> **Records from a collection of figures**
BEGIN
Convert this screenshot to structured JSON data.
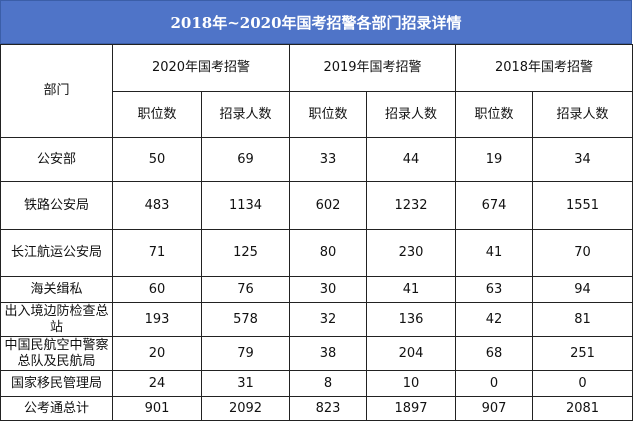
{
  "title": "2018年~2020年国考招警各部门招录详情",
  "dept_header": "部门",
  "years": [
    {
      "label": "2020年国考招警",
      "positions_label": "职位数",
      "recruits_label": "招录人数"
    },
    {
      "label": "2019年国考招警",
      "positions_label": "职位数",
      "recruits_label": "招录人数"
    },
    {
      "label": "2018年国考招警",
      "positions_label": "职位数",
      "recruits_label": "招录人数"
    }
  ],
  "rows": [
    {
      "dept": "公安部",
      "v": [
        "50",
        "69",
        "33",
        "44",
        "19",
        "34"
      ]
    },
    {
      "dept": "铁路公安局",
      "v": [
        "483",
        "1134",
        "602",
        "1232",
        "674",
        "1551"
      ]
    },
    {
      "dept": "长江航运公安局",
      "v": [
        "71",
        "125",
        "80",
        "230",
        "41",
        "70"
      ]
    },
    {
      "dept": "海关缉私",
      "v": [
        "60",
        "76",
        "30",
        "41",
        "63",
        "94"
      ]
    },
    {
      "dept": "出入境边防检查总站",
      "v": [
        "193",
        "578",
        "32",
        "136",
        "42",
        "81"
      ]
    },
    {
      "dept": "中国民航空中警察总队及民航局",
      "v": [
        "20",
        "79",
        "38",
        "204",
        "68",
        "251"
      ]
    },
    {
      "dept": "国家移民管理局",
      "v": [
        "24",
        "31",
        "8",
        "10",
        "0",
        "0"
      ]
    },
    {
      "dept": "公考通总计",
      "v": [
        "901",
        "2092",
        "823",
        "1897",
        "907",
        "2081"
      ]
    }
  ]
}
END
> **Job**
Quote everything in the listing above exactly; pictures are the only thing to omit.

> **Task answer**
Convert this screenshot to structured JSON data.
{
  "title": "2018年~2020年国考招警各部门招录详情",
  "dept_header": "部门",
  "years": [
    {
      "label": "2020年国考招警",
      "positions_label": "职位数",
      "recruits_label": "招录人数"
    },
    {
      "label": "2019年国考招警",
      "positions_label": "职位数",
      "recruits_label": "招录人数"
    },
    {
      "label": "2018年国考招警",
      "positions_label": "职位数",
      "recruits_label": "招录人数"
    }
  ],
  "rows": [
    {
      "dept": "公安部",
      "v": [
        "50",
        "69",
        "33",
        "44",
        "19",
        "34"
      ]
    },
    {
      "dept": "铁路公安局",
      "v": [
        "483",
        "1134",
        "602",
        "1232",
        "674",
        "1551"
      ]
    },
    {
      "dept": "长江航运公安局",
      "v": [
        "71",
        "125",
        "80",
        "230",
        "41",
        "70"
      ]
    },
    {
      "dept": "海关缉私",
      "v": [
        "60",
        "76",
        "30",
        "41",
        "63",
        "94"
      ]
    },
    {
      "dept": "出入境边防检查总站",
      "v": [
        "193",
        "578",
        "32",
        "136",
        "42",
        "81"
      ]
    },
    {
      "dept": "中国民航空中警察总队及民航局",
      "v": [
        "20",
        "79",
        "38",
        "204",
        "68",
        "251"
      ]
    },
    {
      "dept": "国家移民管理局",
      "v": [
        "24",
        "31",
        "8",
        "10",
        "0",
        "0"
      ]
    },
    {
      "dept": "公考通总计",
      "v": [
        "901",
        "2092",
        "823",
        "1897",
        "907",
        "2081"
      ]
    }
  ]
}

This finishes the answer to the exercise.